> _TASK TO CARRY OUT_
In the entries below, locate the line with "Read all visible content and emit it as JSON.", then give again that line and all lines after it, exactly, with pictures omitted.

(Stored items from a collection)
--- Start ---

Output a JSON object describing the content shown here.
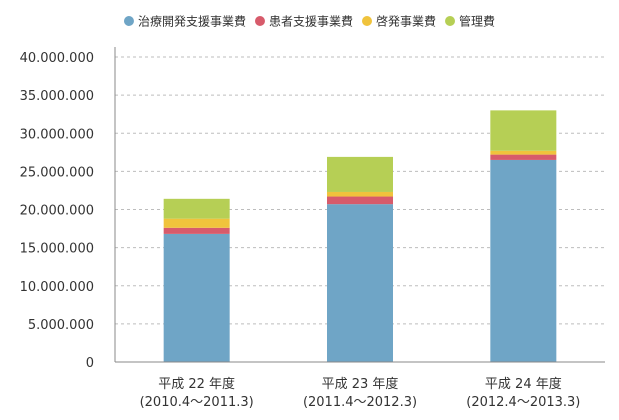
{
  "chart_data": {
    "type": "bar",
    "stacked": true,
    "categories": [
      [
        "平成 22 年度",
        "(2010.4～2011.3)"
      ],
      [
        "平成 23 年度",
        "(2011.4～2012.3)"
      ],
      [
        "平成 24 年度",
        "(2012.4～2013.3)"
      ]
    ],
    "series": [
      {
        "name": "治療開発支援事業費",
        "color": "#6fa5c6",
        "values": [
          16800000,
          20700000,
          26500000
        ]
      },
      {
        "name": "患者支援事業費",
        "color": "#d75b6b",
        "values": [
          800000,
          1000000,
          700000
        ]
      },
      {
        "name": "啓発事業費",
        "color": "#f0c33c",
        "values": [
          1200000,
          600000,
          500000
        ]
      },
      {
        "name": "管理費",
        "color": "#b6cf55",
        "values": [
          2600000,
          4600000,
          5300000
        ]
      }
    ],
    "ylim": [
      0,
      40000000
    ],
    "yticks": [
      0,
      5000000,
      10000000,
      15000000,
      20000000,
      25000000,
      30000000,
      35000000,
      40000000
    ],
    "ytick_labels": [
      "0",
      "5.000.000",
      "10.000.000",
      "15.000.000",
      "20.000.000",
      "25.000.000",
      "30.000.000",
      "35.000.000",
      "40.000.000"
    ],
    "grid": true,
    "legend_position": "top"
  }
}
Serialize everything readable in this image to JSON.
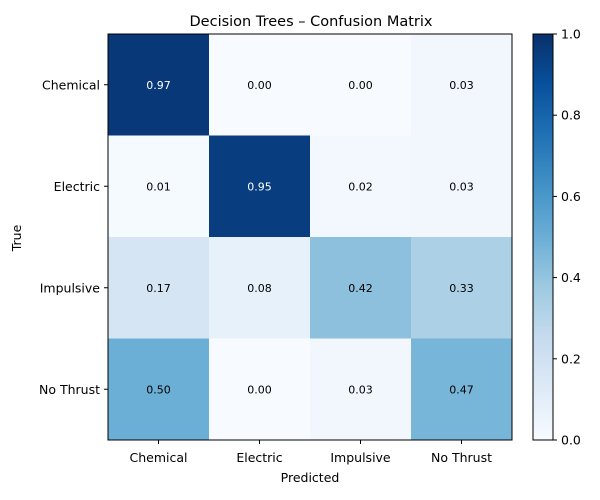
{
  "chart_data": {
    "type": "heatmap",
    "title": "Decision Trees – Confusion Matrix",
    "xlabel": "Predicted",
    "ylabel": "True",
    "x_categories": [
      "Chemical",
      "Electric",
      "Impulsive",
      "No Thrust"
    ],
    "y_categories": [
      "Chemical",
      "Electric",
      "Impulsive",
      "No Thrust"
    ],
    "values": [
      [
        0.97,
        0.0,
        0.0,
        0.03
      ],
      [
        0.01,
        0.95,
        0.02,
        0.03
      ],
      [
        0.17,
        0.08,
        0.42,
        0.33
      ],
      [
        0.5,
        0.0,
        0.03,
        0.47
      ]
    ],
    "value_format": "0.00",
    "colormap": "Blues",
    "vmin": 0.0,
    "vmax": 1.0,
    "colorbar_ticks": [
      "0.0",
      "0.2",
      "0.4",
      "0.6",
      "0.8",
      "1.0"
    ],
    "colorbar_tick_values": [
      0.0,
      0.2,
      0.4,
      0.6,
      0.8,
      1.0
    ],
    "colorbar_placement": "right",
    "grid": false
  }
}
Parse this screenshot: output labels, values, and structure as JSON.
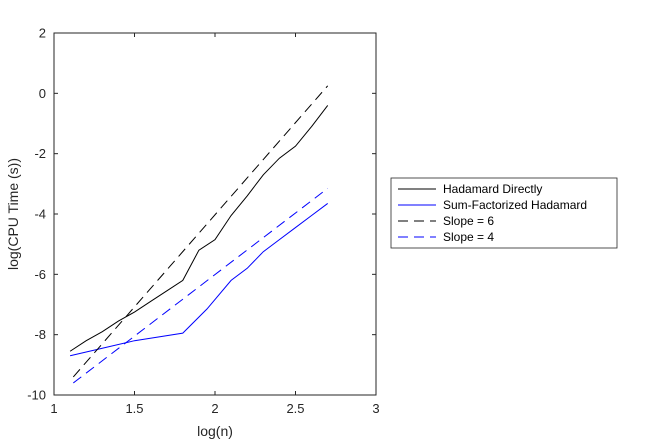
{
  "chart_data": {
    "type": "line",
    "xlabel": "log(n)",
    "ylabel": "log(CPU Time (s))",
    "xlim": [
      1,
      3
    ],
    "ylim": [
      -10,
      2
    ],
    "xticks": [
      1,
      1.5,
      2,
      2.5,
      3
    ],
    "xtick_labels": [
      "1",
      "1.5",
      "2",
      "2.5",
      "3"
    ],
    "yticks": [
      -10,
      -8,
      -6,
      -4,
      -2,
      0,
      2
    ],
    "ytick_labels": [
      "-10",
      "-8",
      "-6",
      "-4",
      "-2",
      "0",
      "2"
    ],
    "grid": false,
    "legend_position": "outside-right",
    "series": [
      {
        "name": "Hadamard Directly",
        "color": "#000000",
        "dash": "solid",
        "x": [
          1.1,
          1.2,
          1.3,
          1.4,
          1.5,
          1.6,
          1.7,
          1.8,
          1.9,
          2.0,
          2.1,
          2.2,
          2.3,
          2.4,
          2.5,
          2.6,
          2.7
        ],
        "y": [
          -8.55,
          -8.2,
          -7.9,
          -7.55,
          -7.25,
          -6.9,
          -6.55,
          -6.2,
          -5.2,
          -4.85,
          -4.05,
          -3.4,
          -2.7,
          -2.15,
          -1.75,
          -1.1,
          -0.4
        ]
      },
      {
        "name": "Sum-Factorized Hadamard",
        "color": "#0000ff",
        "dash": "solid",
        "x": [
          1.1,
          1.3,
          1.5,
          1.8,
          1.95,
          2.1,
          2.2,
          2.3,
          2.4,
          2.5,
          2.6,
          2.7
        ],
        "y": [
          -8.7,
          -8.45,
          -8.2,
          -7.95,
          -7.15,
          -6.2,
          -5.8,
          -5.25,
          -4.85,
          -4.45,
          -4.05,
          -3.65
        ]
      },
      {
        "name": "Slope = 6",
        "color": "#000000",
        "dash": "dashed",
        "x": [
          1.12,
          2.7
        ],
        "y": [
          -9.4,
          0.25
        ]
      },
      {
        "name": "Slope = 4",
        "color": "#0000ff",
        "dash": "dashed",
        "x": [
          1.12,
          2.7
        ],
        "y": [
          -9.6,
          -3.15
        ]
      }
    ]
  }
}
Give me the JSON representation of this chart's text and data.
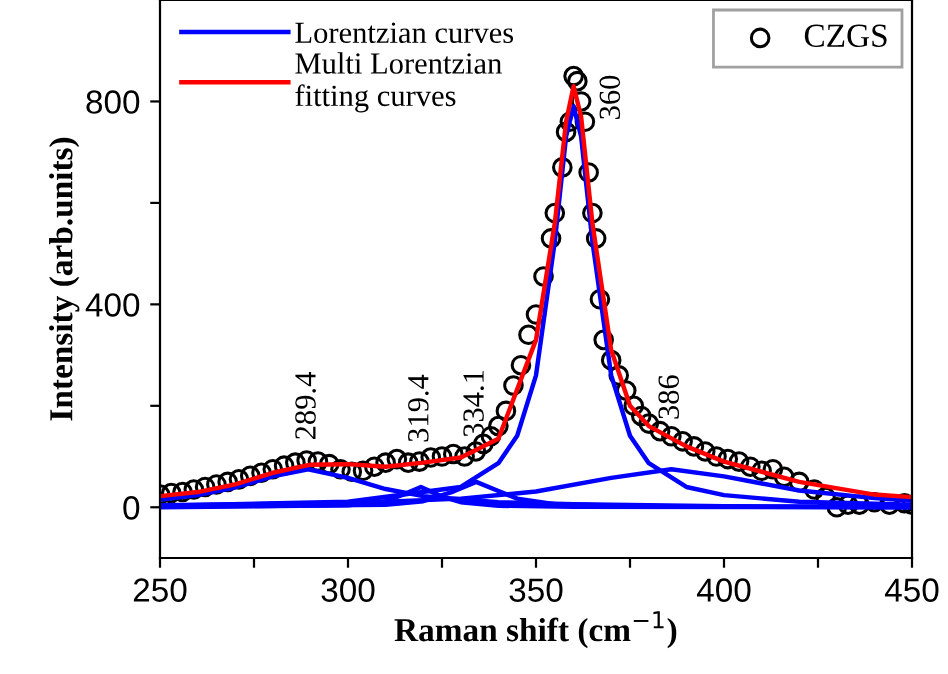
{
  "chart_data": {
    "type": "line",
    "xlabel": "Raman shift (cm$^{−1}$)",
    "ylabel": "Intensity (arb.units)",
    "xlim": [
      250,
      450
    ],
    "xticks": [
      250,
      {
        "value": 275,
        "label": null
      },
      300,
      {
        "value": 325,
        "label": null
      },
      350,
      {
        "value": 375,
        "label": null
      },
      400,
      {
        "value": 425,
        "label": null
      },
      450
    ],
    "ylim": [
      -100,
      1000
    ],
    "yticks": [
      0,
      {
        "value": 200,
        "label": null
      },
      400,
      {
        "value": 600,
        "label": null
      },
      800
    ],
    "grid": false,
    "legend": "top right",
    "series": [
      {
        "name": "CZGS",
        "type": "scatter",
        "marker": "circle",
        "color": "#000000",
        "x": [
          250,
          253,
          256,
          259,
          262,
          265,
          268,
          271,
          274,
          277,
          280,
          283,
          286,
          289,
          292,
          295,
          298,
          301,
          304,
          307,
          310,
          313,
          316,
          319,
          322,
          325,
          328,
          331,
          334,
          336,
          338,
          340,
          342,
          344,
          346,
          348,
          350,
          352,
          354,
          355,
          357,
          358,
          359,
          360,
          361,
          362,
          363,
          364,
          365,
          366,
          367,
          368,
          370,
          372,
          374,
          376,
          378,
          380,
          383,
          386,
          389,
          392,
          395,
          398,
          401,
          404,
          407,
          410,
          413,
          416,
          420,
          424,
          427,
          430,
          433,
          436,
          440,
          444,
          448,
          450
        ],
        "values": [
          25,
          28,
          30,
          35,
          40,
          45,
          50,
          55,
          62,
          68,
          75,
          82,
          88,
          92,
          90,
          85,
          75,
          70,
          72,
          80,
          88,
          95,
          88,
          90,
          98,
          100,
          105,
          100,
          110,
          125,
          140,
          160,
          190,
          240,
          280,
          340,
          380,
          455,
          530,
          580,
          670,
          740,
          760,
          850,
          840,
          800,
          760,
          660,
          580,
          530,
          410,
          330,
          290,
          260,
          230,
          200,
          180,
          165,
          150,
          140,
          130,
          120,
          110,
          100,
          95,
          90,
          80,
          72,
          75,
          60,
          50,
          35,
          20,
          0,
          5,
          5,
          10,
          5,
          8,
          5
        ]
      },
      {
        "name": "Lorentzian curves",
        "color": "#0000ff",
        "x": [
          250,
          260,
          270,
          280,
          289.4,
          300,
          310,
          320,
          340,
          360,
          400,
          450
        ],
        "values": [
          15,
          24,
          39,
          61,
          75,
          58,
          36,
          22,
          10,
          6,
          2,
          1
        ]
      },
      {
        "color": "#0000ff",
        "x": [
          250,
          300,
          310,
          315,
          319.4,
          325,
          330,
          340,
          360,
          450
        ],
        "values": [
          0,
          4,
          12,
          26,
          40,
          21,
          10,
          3,
          1,
          0
        ]
      },
      {
        "color": "#0000ff",
        "x": [
          250,
          310,
          320,
          328,
          334.1,
          340,
          345,
          355,
          380,
          450
        ],
        "values": [
          1,
          5,
          12,
          31,
          50,
          32,
          17,
          6,
          2,
          0
        ]
      },
      {
        "color": "#0000ff",
        "x": [
          250,
          300,
          330,
          340,
          345,
          350,
          355,
          358,
          360,
          362,
          365,
          370,
          375,
          380,
          390,
          400,
          420,
          450
        ],
        "values": [
          3,
          11,
          40,
          87,
          141,
          260,
          524,
          731,
          790,
          731,
          524,
          260,
          141,
          87,
          40,
          24,
          11,
          5
        ]
      },
      {
        "color": "#0000ff",
        "x": [
          250,
          300,
          330,
          350,
          370,
          386,
          400,
          420,
          440,
          450
        ],
        "values": [
          4,
          8,
          17,
          31,
          58,
          75,
          61,
          33,
          18,
          13
        ]
      },
      {
        "name": "Multi Lorentzian\nfitting curves",
        "color": "#ff0000",
        "x": [
          250,
          260,
          270,
          280,
          290,
          300,
          310,
          320,
          330,
          340,
          350,
          355,
          358,
          360,
          362,
          365,
          370,
          375,
          380,
          390,
          400,
          420,
          440,
          450
        ],
        "values": [
          22,
          30,
          45,
          68,
          84,
          85,
          80,
          88,
          98,
          135,
          330,
          560,
          760,
          830,
          770,
          560,
          310,
          200,
          160,
          120,
          90,
          50,
          25,
          20
        ]
      }
    ],
    "annotations": [
      {
        "text": "289.4",
        "x": 289.4,
        "y": 110
      },
      {
        "text": "319.4",
        "x": 319.4,
        "y": 105
      },
      {
        "text": "334.1",
        "x": 334.1,
        "y": 115
      },
      {
        "text": "360",
        "x": 360,
        "y": 790
      },
      {
        "text": "386",
        "x": 386,
        "y": 150
      }
    ]
  }
}
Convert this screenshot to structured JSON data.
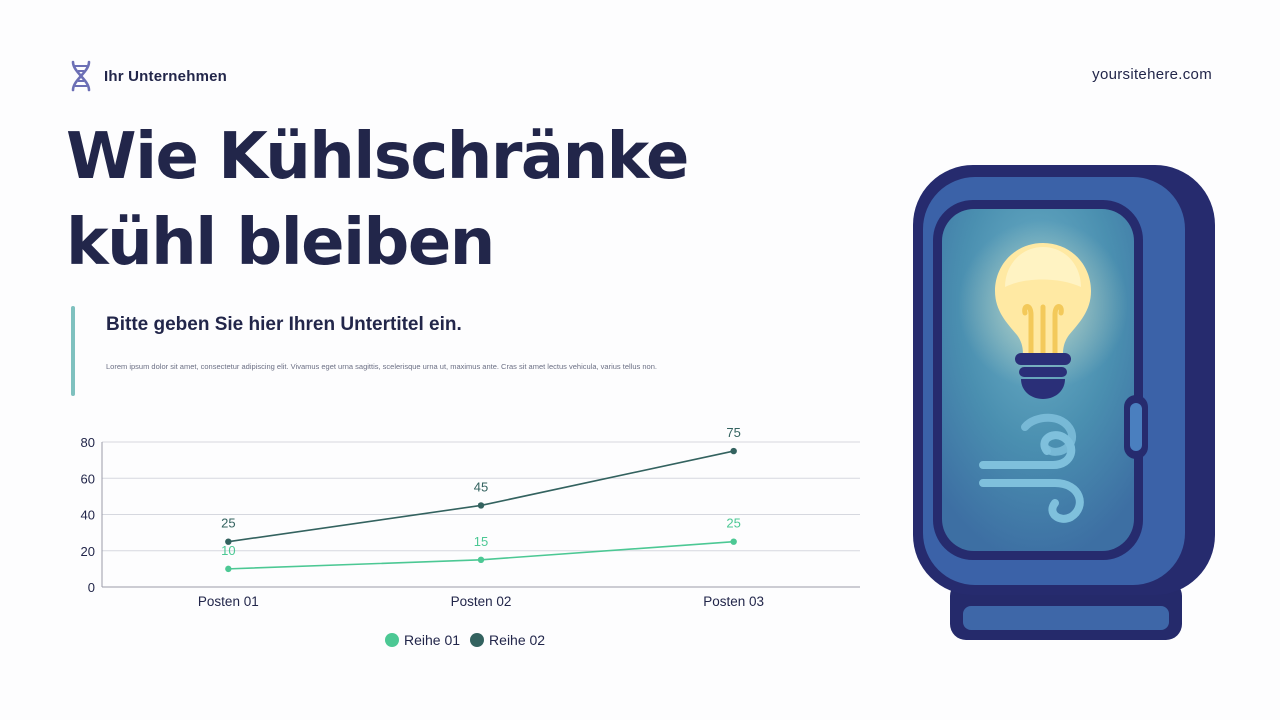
{
  "header": {
    "company": "Ihr Unternehmen",
    "website": "yoursitehere.com",
    "logo_icon": "dna-icon"
  },
  "title": {
    "line1": "Wie Kühlschränke",
    "line2": "kühl bleiben"
  },
  "subtitle": "Bitte geben Sie hier Ihren Untertitel ein.",
  "body_text": "Lorem ipsum dolor sit amet, consectetur adipiscing elit. Vivamus eget urna sagittis, scelerisque urna ut, maximus ante. Cras sit amet lectus vehicula, varius tellus non.",
  "illustration": "refrigerator-icon",
  "colors": {
    "series1": "#4cc894",
    "series2": "#33625f",
    "accent_bar": "#7fc1bf",
    "text": "#22264a"
  },
  "chart_data": {
    "type": "line",
    "categories": [
      "Posten 01",
      "Posten 02",
      "Posten 03"
    ],
    "series": [
      {
        "name": "Reihe 01",
        "values": [
          10,
          15,
          25
        ],
        "color": "#4cc894"
      },
      {
        "name": "Reihe 02",
        "values": [
          25,
          45,
          75
        ],
        "color": "#33625f"
      }
    ],
    "yticks": [
      "0",
      "20",
      "40",
      "60",
      "80"
    ],
    "ylim": [
      0,
      80
    ],
    "grid": true,
    "legend": "bottom",
    "title": "",
    "xlabel": "",
    "ylabel": ""
  }
}
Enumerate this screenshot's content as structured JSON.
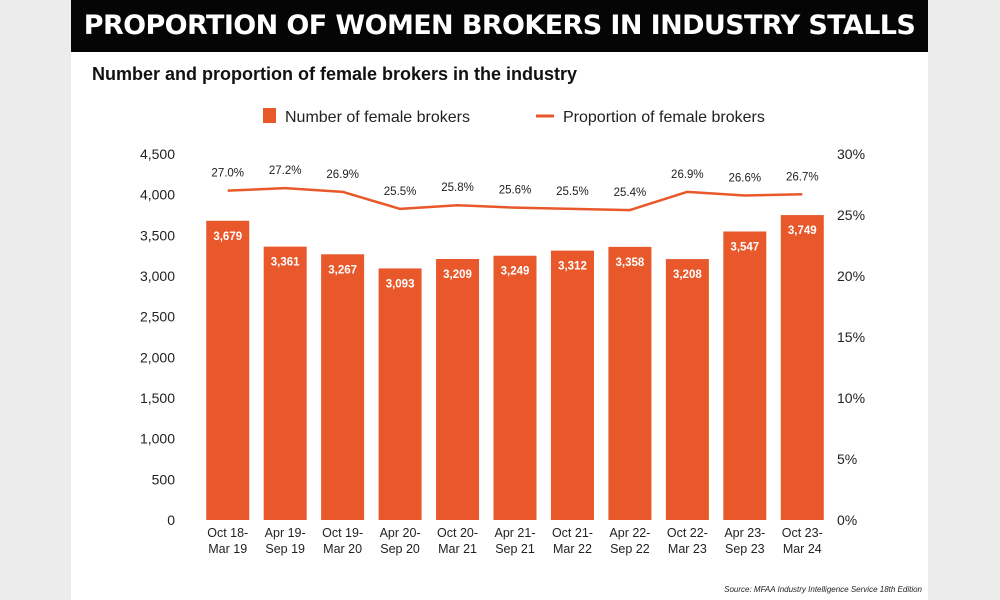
{
  "banner": {
    "title": "PROPORTION OF WOMEN BROKERS IN INDUSTRY STALLS"
  },
  "source": "Source: MFAA Industry Intelligence Service 18th Edition",
  "chart_data": {
    "type": "bar",
    "title": "Number and proportion of female brokers in the industry",
    "legend_position": "top",
    "grid": false,
    "categories": [
      [
        "Oct 18-",
        "Mar 19"
      ],
      [
        "Apr 19-",
        "Sep 19"
      ],
      [
        "Oct 19-",
        "Mar 20"
      ],
      [
        "Apr 20-",
        "Sep 20"
      ],
      [
        "Oct 20-",
        "Mar 21"
      ],
      [
        "Apr 21-",
        "Sep 21"
      ],
      [
        "Oct 21-",
        "Mar 22"
      ],
      [
        "Apr 22-",
        "Sep 22"
      ],
      [
        "Oct 22-",
        "Mar 23"
      ],
      [
        "Apr 23-",
        "Sep 23"
      ],
      [
        "Oct 23-",
        "Mar 24"
      ]
    ],
    "series": [
      {
        "name": "Number of female brokers",
        "type": "bar",
        "axis": "left",
        "color": "#e8582a",
        "values": [
          3679,
          3361,
          3267,
          3093,
          3209,
          3249,
          3312,
          3358,
          3208,
          3547,
          3749
        ],
        "labels": [
          "3,679",
          "3,361",
          "3,267",
          "3,093",
          "3,209",
          "3,249",
          "3,312",
          "3,358",
          "3,208",
          "3,547",
          "3,749"
        ]
      },
      {
        "name": "Proportion of female brokers",
        "type": "line",
        "axis": "right",
        "color": "#e8582a",
        "values": [
          27.0,
          27.2,
          26.9,
          25.5,
          25.8,
          25.6,
          25.5,
          25.4,
          26.9,
          26.6,
          26.7
        ],
        "labels": [
          "27.0%",
          "27.2%",
          "26.9%",
          "25.5%",
          "25.8%",
          "25.6%",
          "25.5%",
          "25.4%",
          "26.9%",
          "26.6%",
          "26.7%"
        ]
      }
    ],
    "y_left": {
      "lim": [
        0,
        4500
      ],
      "ticks": [
        0,
        500,
        1000,
        1500,
        2000,
        2500,
        3000,
        3500,
        4000,
        4500
      ],
      "tick_labels": [
        "0",
        "500",
        "1,000",
        "1,500",
        "2,000",
        "2,500",
        "3,000",
        "3,500",
        "4,000",
        "4,500"
      ]
    },
    "y_right": {
      "lim": [
        0,
        30
      ],
      "ticks": [
        0,
        5,
        10,
        15,
        20,
        25,
        30
      ],
      "tick_labels": [
        "0%",
        "5%",
        "10%",
        "15%",
        "20%",
        "25%",
        "30%"
      ]
    }
  }
}
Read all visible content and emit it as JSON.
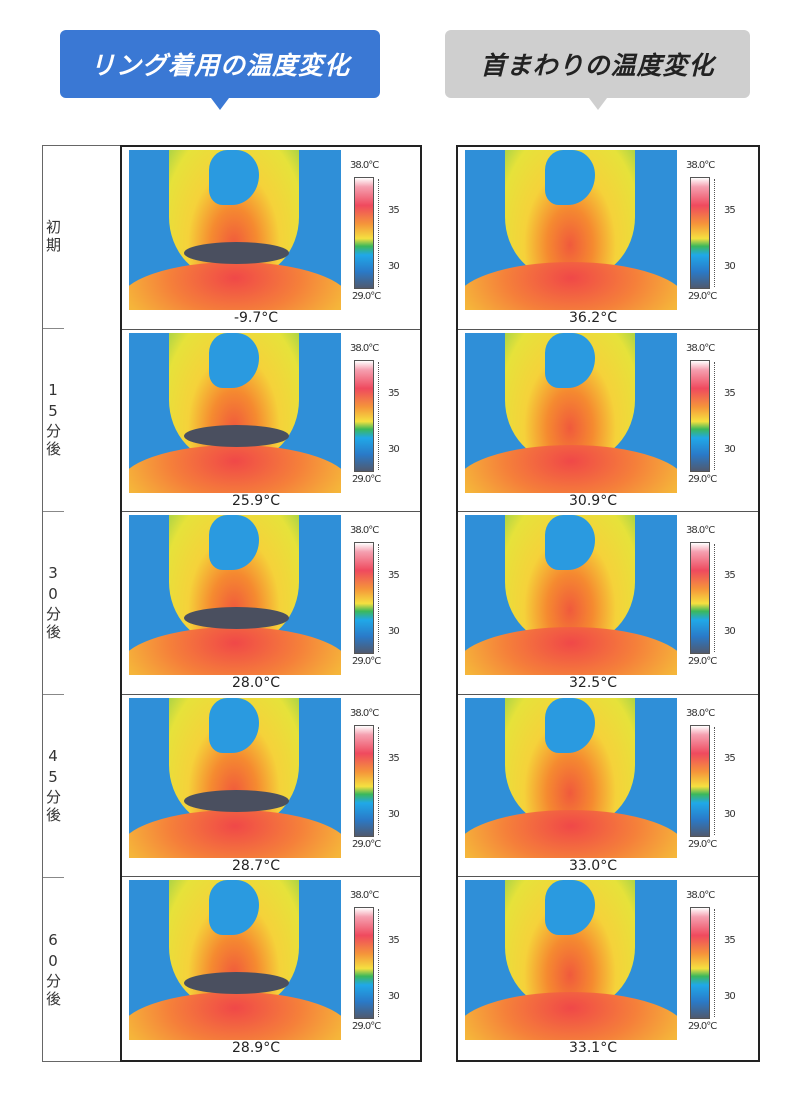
{
  "headers": {
    "ring": "リング着用の温度変化",
    "neck": "首まわりの温度変化"
  },
  "colors": {
    "ring_header": "#3a78d4",
    "neck_header": "#cfcfcf"
  },
  "rows": [
    {
      "label": "初期",
      "ring_temp": "-9.7°C",
      "neck_temp": "36.2°C"
    },
    {
      "label": "15分後",
      "ring_temp": "25.9°C",
      "neck_temp": "30.9°C"
    },
    {
      "label": "30分後",
      "ring_temp": "28.0°C",
      "neck_temp": "32.5°C"
    },
    {
      "label": "45分後",
      "ring_temp": "28.7°C",
      "neck_temp": "33.0°C"
    },
    {
      "label": "60分後",
      "ring_temp": "28.9°C",
      "neck_temp": "33.1°C"
    }
  ],
  "scale": {
    "max": "38.0°C",
    "min": "29.0°C",
    "tick35": "35",
    "tick30": "30"
  }
}
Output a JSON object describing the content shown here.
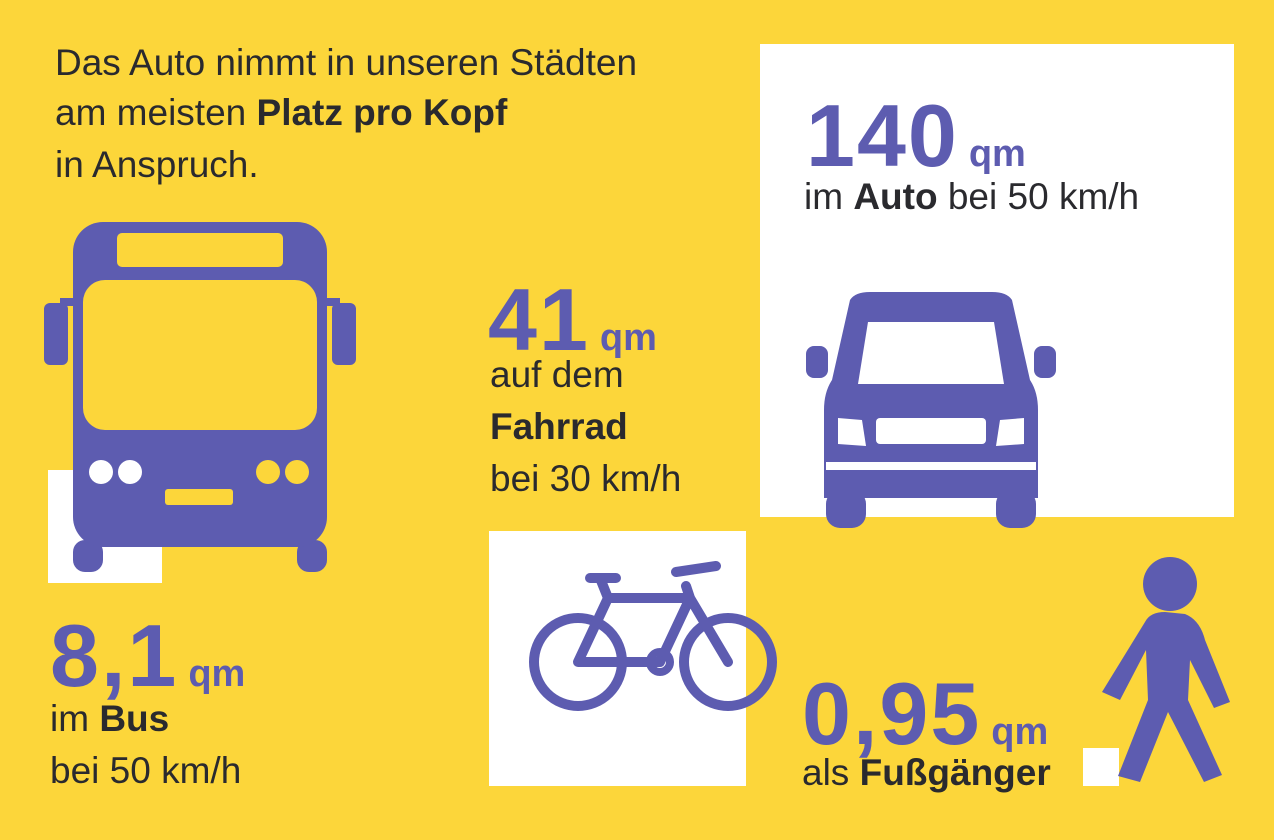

--- End ---

> _WORKED SOLUTION_
Read all visible content and emit it as JSON.
{
  "headers": {
    "ring": "リング着用の温度変化",
    "neck": "首まわりの温度変化"
  },
  "colors": {
    "ring_header": "#3a78d4",
    "neck_header": "#cfcfcf"
  },
  "rows": [
    {
      "label": "初期",
      "ring_temp": "-9.7°C",
      "neck_temp": "36.2°C"
    },
    {
      "label": "15分後",
      "ring_temp": "25.9°C",
      "neck_temp": "30.9°C"
    },
    {
      "label": "30分後",
      "ring_temp": "28.0°C",
      "neck_temp": "32.5°C"
    },
    {
      "label": "45分後",
      "ring_temp": "28.7°C",
      "neck_temp": "33.0°C"
    },
    {
      "label": "60分後",
      "ring_temp": "28.9°C",
      "neck_temp": "33.1°C"
    }
  ],
  "scale": {
    "max": "38.0°C",
    "min": "29.0°C",
    "tick35": "35",
    "tick30": "30"
  }
}
Output a JSON object describing the content shown here.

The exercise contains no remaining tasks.